PROBLEM DESCRIPTION: Copy out each line that has "business" in it.

Entries from a visual dataset:
:::::
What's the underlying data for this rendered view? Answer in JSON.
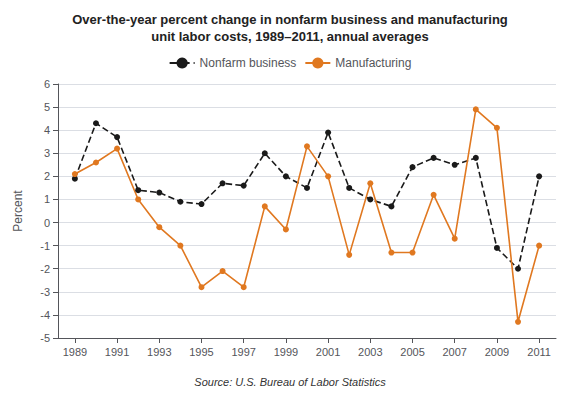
{
  "chart_data": {
    "type": "line",
    "title": "Over-the-year percent change in nonfarm business and manufacturing\nunit labor costs, 1989–2011, annual averages",
    "annotations": [
      "Source: U.S. Bureau of Labor Statistics"
    ],
    "y_label": "Percent",
    "x": [
      1989,
      1990,
      1991,
      1992,
      1993,
      1994,
      1995,
      1996,
      1997,
      1998,
      1999,
      2000,
      2001,
      2002,
      2003,
      2004,
      2005,
      2006,
      2007,
      2008,
      2009,
      2010,
      2011
    ],
    "series": [
      {
        "name": "Nonfarm business",
        "color": "#1a1a1a",
        "line_style": "dashed",
        "marker": "circle",
        "values": [
          1.9,
          4.3,
          3.7,
          1.4,
          1.3,
          0.9,
          0.8,
          1.7,
          1.6,
          3.0,
          2.0,
          1.5,
          3.9,
          1.5,
          1.0,
          0.7,
          2.4,
          2.8,
          2.5,
          2.8,
          -1.1,
          -2.0,
          2.0
        ]
      },
      {
        "name": "Manufacturing",
        "color": "#e07820",
        "line_style": "solid",
        "marker": "circle",
        "values": [
          2.1,
          2.6,
          3.2,
          1.0,
          -0.2,
          -1.0,
          -2.8,
          -2.1,
          -2.8,
          0.7,
          -0.3,
          3.3,
          2.0,
          -1.4,
          1.7,
          -1.3,
          -1.3,
          1.2,
          -0.7,
          4.9,
          4.1,
          -4.3,
          -1.0
        ]
      }
    ],
    "xlim": [
      1988.2,
      2011.8
    ],
    "xticks": [
      1989,
      1991,
      1993,
      1995,
      1997,
      1999,
      2001,
      2003,
      2005,
      2007,
      2009,
      2011
    ],
    "ylim": [
      -5,
      6
    ],
    "yticks": [
      -5,
      -4,
      -3,
      -2,
      -1,
      0,
      1,
      2,
      3,
      4,
      5,
      6
    ],
    "grid": true,
    "legend": "top"
  }
}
:::::
WRITTEN REPLY:
    "title": "Over-the-year percent change in nonfarm business and manufacturing\nunit labor costs, 1989–2011, annual averages",
        "name": "Nonfarm business",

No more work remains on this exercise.